▸ **AIM**
Gather all lines in the entries that include the word "xlabel".

Figure record listings
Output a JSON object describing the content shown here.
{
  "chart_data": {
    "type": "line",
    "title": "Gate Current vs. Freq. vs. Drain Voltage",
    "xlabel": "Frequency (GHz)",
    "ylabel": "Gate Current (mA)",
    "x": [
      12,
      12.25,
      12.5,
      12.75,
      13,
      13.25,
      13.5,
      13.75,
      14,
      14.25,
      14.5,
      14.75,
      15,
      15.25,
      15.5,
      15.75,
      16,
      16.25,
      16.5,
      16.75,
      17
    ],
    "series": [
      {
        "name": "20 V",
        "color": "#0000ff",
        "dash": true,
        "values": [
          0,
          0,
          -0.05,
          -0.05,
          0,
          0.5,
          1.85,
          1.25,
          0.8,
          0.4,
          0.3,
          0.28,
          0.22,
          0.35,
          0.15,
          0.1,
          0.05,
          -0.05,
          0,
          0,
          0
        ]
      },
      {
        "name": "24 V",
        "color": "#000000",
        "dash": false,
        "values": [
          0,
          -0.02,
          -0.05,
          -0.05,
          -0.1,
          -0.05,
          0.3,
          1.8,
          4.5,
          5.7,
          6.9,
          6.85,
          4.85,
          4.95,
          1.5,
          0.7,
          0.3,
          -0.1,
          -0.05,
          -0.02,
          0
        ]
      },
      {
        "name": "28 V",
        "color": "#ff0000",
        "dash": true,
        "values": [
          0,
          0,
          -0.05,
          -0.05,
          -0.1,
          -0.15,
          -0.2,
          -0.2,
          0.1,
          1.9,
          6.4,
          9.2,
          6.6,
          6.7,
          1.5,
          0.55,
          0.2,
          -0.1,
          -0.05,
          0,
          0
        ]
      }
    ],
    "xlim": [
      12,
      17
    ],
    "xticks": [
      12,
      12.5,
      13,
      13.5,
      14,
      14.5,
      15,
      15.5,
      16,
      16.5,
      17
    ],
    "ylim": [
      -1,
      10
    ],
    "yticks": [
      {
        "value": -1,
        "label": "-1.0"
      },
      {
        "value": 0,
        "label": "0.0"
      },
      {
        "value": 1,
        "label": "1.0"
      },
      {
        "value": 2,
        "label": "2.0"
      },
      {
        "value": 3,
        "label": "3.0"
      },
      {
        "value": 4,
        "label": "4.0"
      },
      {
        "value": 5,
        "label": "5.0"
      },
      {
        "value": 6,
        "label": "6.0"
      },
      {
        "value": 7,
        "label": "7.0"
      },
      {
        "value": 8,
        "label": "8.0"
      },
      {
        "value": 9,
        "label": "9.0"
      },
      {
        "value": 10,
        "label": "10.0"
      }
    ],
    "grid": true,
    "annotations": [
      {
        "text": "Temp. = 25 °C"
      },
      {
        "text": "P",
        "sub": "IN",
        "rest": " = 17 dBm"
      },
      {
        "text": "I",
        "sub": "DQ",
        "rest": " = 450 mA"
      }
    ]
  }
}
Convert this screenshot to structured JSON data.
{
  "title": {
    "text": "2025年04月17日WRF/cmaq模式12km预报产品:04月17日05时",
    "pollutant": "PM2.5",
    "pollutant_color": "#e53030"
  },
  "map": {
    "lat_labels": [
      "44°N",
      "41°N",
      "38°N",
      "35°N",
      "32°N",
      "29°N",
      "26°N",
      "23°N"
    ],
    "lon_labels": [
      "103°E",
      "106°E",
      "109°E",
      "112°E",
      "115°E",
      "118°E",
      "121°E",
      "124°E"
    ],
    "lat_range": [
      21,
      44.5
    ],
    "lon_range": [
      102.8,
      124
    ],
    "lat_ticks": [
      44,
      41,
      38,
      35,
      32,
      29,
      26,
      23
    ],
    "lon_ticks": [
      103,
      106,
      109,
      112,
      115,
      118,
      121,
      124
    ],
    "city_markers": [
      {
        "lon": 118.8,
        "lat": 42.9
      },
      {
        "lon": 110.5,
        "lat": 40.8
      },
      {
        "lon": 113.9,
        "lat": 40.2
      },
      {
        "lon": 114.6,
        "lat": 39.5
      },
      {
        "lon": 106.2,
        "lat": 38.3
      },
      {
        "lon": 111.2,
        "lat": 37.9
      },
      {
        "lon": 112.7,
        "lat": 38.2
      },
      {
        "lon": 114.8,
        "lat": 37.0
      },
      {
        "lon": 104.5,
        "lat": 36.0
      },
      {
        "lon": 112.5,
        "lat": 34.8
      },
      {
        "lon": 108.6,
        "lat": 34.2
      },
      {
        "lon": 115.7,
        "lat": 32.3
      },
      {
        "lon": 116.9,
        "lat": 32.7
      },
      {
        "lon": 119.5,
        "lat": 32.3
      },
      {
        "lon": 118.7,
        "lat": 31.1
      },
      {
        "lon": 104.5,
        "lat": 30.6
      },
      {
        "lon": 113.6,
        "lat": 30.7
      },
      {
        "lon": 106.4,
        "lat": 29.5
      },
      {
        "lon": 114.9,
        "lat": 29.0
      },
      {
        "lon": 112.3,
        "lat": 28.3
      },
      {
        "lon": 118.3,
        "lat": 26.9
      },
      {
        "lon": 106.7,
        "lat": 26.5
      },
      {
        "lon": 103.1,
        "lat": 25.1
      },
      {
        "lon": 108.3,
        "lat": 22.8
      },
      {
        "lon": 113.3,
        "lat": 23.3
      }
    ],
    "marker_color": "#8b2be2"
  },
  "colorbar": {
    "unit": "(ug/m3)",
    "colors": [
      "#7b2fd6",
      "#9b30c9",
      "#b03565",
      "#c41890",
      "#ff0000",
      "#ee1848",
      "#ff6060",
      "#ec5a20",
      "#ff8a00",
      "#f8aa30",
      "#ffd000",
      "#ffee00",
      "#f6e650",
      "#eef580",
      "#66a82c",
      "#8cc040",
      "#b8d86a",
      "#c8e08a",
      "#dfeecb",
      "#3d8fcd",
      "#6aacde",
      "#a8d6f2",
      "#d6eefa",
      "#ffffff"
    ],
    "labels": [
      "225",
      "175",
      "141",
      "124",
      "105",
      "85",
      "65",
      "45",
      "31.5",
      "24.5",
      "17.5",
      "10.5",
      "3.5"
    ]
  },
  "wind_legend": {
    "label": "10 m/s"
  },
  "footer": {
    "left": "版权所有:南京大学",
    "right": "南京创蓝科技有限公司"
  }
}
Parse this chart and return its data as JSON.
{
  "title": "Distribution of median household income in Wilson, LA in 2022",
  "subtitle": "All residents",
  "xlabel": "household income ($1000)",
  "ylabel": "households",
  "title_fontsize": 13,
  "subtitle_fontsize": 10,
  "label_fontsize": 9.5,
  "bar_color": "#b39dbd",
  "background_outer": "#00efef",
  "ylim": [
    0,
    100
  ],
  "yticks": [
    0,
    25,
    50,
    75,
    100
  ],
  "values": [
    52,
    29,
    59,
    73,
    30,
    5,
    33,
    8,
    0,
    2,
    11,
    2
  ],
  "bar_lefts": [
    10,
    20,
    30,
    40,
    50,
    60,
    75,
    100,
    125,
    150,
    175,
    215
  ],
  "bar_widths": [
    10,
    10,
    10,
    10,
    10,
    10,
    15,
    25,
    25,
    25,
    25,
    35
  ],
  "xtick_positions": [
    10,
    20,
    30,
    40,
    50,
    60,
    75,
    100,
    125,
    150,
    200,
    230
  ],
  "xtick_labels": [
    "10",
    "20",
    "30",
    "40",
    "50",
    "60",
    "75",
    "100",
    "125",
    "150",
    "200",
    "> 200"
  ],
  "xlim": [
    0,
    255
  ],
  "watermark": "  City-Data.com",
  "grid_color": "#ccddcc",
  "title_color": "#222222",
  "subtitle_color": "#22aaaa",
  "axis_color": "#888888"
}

▸ **WRITTEN REPLY**
    "xlabel": "Frequency (GHz)",
  "xlabel": "household income ($1000)",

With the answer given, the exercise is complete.